▸ WHAT IS BEING ASKED
Copy all lines below exactly as written. Leave pictures out.

Saved data entries:
-*-*-
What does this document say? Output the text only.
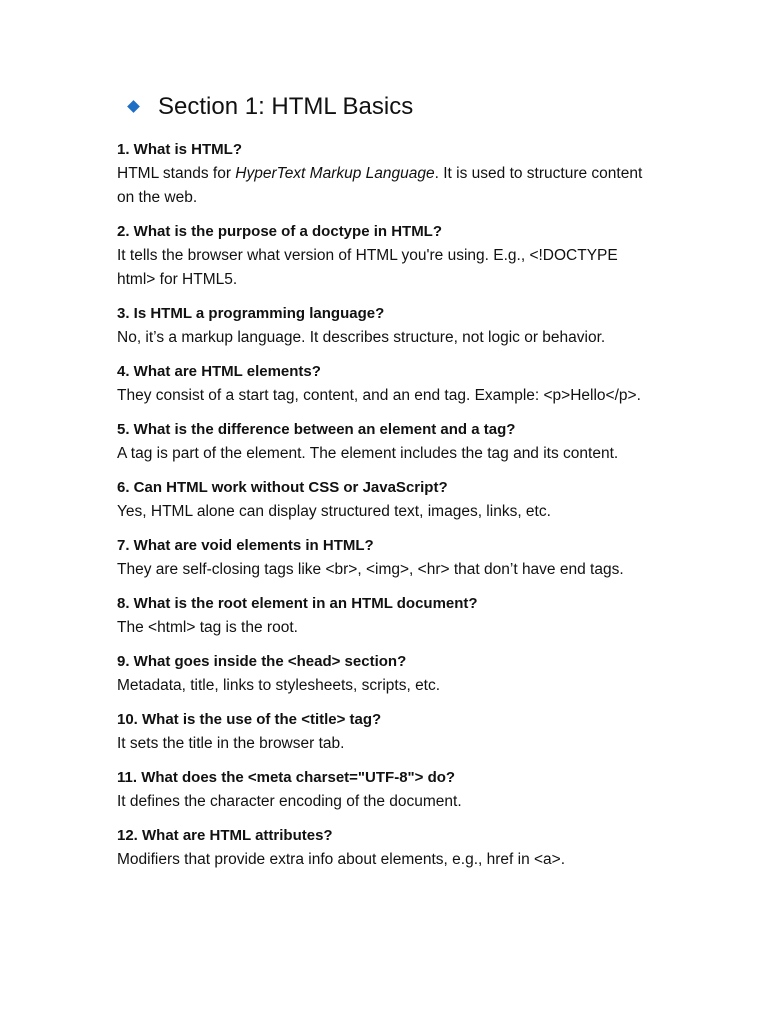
Section 1: HTML Basics
1. What is HTML?
HTML stands for HyperText Markup Language. It is used to structure content on the web.
2. What is the purpose of a doctype in HTML?
It tells the browser what version of HTML you're using. E.g., <!DOCTYPE html> for HTML5.
3. Is HTML a programming language?
No, it’s a markup language. It describes structure, not logic or behavior.
4. What are HTML elements?
They consist of a start tag, content, and an end tag. Example: <p>Hello</p>.
5. What is the difference between an element and a tag?
A tag is part of the element. The element includes the tag and its content.
6. Can HTML work without CSS or JavaScript?
Yes, HTML alone can display structured text, images, links, etc.
7. What are void elements in HTML?
They are self-closing tags like <br>, <img>, <hr> that don’t have end tags.
8. What is the root element in an HTML document?
The <html> tag is the root.
9. What goes inside the <head> section?
Metadata, title, links to stylesheets, scripts, etc.
10. What is the use of the <title> tag?
It sets the title in the browser tab.
11. What does the <meta charset="UTF-8"> do?
It defines the character encoding of the document.
12. What are HTML attributes?
Modifiers that provide extra info about elements, e.g., href in <a>.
-*-*-
▸ EXERCISE ANSWER
What does this document say? Output the text only.
Section 1: HTML Basics
1. What is HTML?
HTML stands for HyperText Markup Language. It is used to structure content on the web.
2. What is the purpose of a doctype in HTML?
It tells the browser what version of HTML you're using. E.g., <!DOCTYPE html> for HTML5.
3. Is HTML a programming language?
No, it’s a markup language. It describes structure, not logic or behavior.
4. What are HTML elements?
They consist of a start tag, content, and an end tag. Example: <p>Hello</p>.
5. What is the difference between an element and a tag?
A tag is part of the element. The element includes the tag and its content.
6. Can HTML work without CSS or JavaScript?
Yes, HTML alone can display structured text, images, links, etc.
7. What are void elements in HTML?
They are self-closing tags like <br>, <img>, <hr> that don’t have end tags.
8. What is the root element in an HTML document?
The <html> tag is the root.
9. What goes inside the <head> section?
Metadata, title, links to stylesheets, scripts, etc.
10. What is the use of the <title> tag?
It sets the title in the browser tab.
11. What does the <meta charset="UTF-8"> do?
It defines the character encoding of the document.
12. What are HTML attributes?
Modifiers that provide extra info about elements, e.g., href in <a>.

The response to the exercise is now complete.